DATA SUPPLIED —

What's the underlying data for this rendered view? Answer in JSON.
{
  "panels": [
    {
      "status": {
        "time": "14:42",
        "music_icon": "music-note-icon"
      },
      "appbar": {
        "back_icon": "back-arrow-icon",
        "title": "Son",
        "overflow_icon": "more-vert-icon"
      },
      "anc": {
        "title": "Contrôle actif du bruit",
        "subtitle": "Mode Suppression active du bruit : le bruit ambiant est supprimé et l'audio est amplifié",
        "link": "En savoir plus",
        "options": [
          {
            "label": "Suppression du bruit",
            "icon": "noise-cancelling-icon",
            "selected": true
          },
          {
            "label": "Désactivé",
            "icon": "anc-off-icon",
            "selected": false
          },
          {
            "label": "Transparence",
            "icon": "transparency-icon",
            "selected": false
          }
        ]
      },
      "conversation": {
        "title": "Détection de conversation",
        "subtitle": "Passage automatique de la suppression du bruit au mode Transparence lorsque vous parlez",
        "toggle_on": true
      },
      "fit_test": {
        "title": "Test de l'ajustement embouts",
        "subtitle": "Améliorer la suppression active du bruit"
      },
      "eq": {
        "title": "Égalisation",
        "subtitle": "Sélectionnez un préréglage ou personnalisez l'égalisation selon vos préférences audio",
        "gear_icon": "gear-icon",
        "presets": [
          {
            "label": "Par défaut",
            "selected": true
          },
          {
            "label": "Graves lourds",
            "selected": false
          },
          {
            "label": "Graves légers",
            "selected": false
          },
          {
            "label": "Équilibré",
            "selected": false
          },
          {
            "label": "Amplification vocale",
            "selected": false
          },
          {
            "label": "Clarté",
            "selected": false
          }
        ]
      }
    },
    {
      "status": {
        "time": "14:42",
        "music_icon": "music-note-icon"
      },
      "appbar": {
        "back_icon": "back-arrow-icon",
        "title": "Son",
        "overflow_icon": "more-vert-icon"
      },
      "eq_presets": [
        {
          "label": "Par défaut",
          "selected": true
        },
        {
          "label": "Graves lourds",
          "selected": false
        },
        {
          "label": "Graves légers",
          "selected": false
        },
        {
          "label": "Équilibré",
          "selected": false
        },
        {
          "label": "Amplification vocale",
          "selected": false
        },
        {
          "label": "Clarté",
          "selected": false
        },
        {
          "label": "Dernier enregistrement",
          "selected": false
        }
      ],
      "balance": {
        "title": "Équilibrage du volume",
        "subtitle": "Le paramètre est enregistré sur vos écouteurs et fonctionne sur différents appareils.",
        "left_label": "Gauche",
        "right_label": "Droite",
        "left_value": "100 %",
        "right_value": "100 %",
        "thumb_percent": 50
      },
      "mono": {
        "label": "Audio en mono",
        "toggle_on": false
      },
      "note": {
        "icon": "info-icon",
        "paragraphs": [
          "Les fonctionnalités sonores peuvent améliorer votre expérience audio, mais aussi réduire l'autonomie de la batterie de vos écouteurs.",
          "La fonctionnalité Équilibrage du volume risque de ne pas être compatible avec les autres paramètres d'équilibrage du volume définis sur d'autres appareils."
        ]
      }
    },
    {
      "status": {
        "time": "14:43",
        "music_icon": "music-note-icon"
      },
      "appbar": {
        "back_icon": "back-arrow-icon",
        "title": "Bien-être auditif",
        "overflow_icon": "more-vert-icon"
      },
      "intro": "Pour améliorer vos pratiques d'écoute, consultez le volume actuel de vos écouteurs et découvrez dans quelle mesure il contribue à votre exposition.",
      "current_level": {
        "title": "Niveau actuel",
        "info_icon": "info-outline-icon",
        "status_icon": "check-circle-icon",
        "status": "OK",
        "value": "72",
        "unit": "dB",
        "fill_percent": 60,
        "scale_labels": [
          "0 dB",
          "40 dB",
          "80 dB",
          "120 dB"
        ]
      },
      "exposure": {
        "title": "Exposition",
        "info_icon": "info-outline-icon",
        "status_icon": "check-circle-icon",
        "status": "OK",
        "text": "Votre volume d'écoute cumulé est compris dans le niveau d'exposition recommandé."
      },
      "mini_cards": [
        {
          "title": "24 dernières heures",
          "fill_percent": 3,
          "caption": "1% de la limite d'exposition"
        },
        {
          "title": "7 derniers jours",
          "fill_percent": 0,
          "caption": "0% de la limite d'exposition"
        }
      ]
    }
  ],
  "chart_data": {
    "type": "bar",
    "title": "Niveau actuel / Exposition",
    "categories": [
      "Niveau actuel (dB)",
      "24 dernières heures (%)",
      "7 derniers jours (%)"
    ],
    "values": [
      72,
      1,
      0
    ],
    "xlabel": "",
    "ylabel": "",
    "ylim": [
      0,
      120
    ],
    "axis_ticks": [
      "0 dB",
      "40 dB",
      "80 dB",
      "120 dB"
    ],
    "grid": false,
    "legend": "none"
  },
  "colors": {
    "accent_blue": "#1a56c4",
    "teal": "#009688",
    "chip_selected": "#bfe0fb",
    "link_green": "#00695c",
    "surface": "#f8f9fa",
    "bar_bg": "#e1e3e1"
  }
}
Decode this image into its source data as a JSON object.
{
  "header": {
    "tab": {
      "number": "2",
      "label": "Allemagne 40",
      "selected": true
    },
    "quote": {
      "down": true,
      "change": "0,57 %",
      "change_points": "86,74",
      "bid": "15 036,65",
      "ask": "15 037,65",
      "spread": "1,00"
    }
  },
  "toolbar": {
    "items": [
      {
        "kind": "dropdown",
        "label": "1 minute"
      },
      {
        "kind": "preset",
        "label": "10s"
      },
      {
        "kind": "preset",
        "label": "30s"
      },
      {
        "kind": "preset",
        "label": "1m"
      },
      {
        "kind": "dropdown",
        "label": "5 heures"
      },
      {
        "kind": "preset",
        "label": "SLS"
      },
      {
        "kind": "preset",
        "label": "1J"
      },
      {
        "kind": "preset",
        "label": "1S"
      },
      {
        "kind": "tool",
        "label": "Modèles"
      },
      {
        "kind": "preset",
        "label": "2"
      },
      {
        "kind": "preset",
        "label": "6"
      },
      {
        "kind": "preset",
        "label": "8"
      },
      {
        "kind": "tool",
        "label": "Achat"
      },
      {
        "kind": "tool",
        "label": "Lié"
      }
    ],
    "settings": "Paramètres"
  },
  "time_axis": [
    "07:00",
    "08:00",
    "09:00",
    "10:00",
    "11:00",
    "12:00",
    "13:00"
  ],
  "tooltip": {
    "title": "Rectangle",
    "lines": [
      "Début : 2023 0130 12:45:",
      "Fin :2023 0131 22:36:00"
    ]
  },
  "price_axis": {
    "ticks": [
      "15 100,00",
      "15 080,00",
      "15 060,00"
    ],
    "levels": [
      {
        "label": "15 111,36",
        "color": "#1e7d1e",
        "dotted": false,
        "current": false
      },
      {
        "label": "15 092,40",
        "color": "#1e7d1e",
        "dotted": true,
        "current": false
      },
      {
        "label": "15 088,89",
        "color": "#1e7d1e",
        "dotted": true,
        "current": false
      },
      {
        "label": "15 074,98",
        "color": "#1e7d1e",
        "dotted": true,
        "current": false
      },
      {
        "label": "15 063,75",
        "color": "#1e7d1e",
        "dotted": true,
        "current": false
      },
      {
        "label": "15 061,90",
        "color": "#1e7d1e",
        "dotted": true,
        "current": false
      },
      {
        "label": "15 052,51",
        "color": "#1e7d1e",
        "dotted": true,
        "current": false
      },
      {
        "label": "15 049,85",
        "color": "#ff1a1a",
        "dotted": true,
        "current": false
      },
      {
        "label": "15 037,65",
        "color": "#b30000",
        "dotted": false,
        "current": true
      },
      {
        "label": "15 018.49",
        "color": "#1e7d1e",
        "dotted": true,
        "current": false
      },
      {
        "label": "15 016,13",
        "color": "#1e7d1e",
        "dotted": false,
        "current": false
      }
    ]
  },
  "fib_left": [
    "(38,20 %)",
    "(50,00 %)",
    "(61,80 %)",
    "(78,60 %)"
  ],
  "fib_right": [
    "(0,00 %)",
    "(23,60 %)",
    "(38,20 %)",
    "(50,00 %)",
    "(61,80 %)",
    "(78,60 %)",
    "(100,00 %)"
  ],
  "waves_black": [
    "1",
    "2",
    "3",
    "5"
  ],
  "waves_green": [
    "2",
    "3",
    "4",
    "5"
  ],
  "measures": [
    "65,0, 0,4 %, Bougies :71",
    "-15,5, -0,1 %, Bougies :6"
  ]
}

WHAT IS REQUIRED —
Copy each line in the data that holds the word "active".

TASK SOLUTION —
        "subtitle": "Mode Suppression active du bruit : le bruit ambiant est supprimé et l'audio est amplifié",
        "subtitle": "Améliorer la suppression active du bruit"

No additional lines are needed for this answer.